Task :: Look through the entries and report how many lines include the word "JSON". Give the number alone.

(Dataset records)

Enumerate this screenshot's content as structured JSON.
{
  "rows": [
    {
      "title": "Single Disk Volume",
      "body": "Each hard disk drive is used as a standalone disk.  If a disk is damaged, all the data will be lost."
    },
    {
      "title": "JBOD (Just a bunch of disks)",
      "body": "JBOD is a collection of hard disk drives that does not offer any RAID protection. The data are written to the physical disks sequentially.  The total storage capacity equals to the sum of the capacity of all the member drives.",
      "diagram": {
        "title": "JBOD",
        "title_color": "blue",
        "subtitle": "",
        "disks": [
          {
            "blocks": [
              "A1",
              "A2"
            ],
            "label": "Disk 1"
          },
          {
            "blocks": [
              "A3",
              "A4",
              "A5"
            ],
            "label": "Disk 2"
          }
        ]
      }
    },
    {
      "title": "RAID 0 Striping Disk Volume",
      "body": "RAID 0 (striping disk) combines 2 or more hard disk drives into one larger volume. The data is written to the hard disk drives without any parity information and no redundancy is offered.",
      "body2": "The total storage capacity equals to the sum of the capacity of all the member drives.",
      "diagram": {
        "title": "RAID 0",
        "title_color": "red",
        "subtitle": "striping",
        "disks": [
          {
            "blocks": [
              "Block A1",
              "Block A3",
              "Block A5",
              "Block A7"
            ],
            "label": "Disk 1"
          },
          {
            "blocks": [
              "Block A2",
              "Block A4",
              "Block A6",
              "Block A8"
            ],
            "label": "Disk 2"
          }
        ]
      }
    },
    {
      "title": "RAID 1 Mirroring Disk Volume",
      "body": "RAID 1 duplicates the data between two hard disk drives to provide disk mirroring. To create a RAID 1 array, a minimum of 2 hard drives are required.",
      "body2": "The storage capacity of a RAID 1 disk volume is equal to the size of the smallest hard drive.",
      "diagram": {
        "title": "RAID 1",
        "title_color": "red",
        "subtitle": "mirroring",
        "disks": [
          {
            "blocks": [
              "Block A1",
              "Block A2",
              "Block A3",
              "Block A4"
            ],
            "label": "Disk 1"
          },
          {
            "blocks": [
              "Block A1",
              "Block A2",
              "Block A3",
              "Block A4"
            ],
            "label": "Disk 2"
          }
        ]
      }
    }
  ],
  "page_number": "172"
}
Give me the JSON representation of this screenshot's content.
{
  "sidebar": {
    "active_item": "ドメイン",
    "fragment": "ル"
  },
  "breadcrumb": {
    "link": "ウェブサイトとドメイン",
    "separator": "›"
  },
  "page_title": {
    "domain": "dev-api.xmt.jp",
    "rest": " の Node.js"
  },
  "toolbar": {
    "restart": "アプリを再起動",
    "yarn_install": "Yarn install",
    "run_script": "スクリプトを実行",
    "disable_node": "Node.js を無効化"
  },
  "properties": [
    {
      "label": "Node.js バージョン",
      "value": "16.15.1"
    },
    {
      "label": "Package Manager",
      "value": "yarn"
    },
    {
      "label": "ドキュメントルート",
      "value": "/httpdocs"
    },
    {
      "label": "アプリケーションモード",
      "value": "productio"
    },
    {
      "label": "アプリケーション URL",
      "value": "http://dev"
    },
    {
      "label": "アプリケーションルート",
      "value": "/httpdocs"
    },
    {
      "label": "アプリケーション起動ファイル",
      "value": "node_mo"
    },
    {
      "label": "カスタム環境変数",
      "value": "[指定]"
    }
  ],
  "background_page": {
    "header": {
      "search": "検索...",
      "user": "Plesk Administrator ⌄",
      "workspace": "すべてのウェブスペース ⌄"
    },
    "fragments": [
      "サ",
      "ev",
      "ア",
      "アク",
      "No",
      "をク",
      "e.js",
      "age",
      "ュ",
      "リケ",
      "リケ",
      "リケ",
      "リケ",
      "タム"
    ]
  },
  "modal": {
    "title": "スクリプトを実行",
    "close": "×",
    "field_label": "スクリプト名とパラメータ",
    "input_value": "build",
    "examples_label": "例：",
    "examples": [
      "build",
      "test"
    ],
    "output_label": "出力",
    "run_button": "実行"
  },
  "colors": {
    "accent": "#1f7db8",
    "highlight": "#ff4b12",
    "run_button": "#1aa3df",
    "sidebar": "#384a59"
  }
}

Full answer :: 2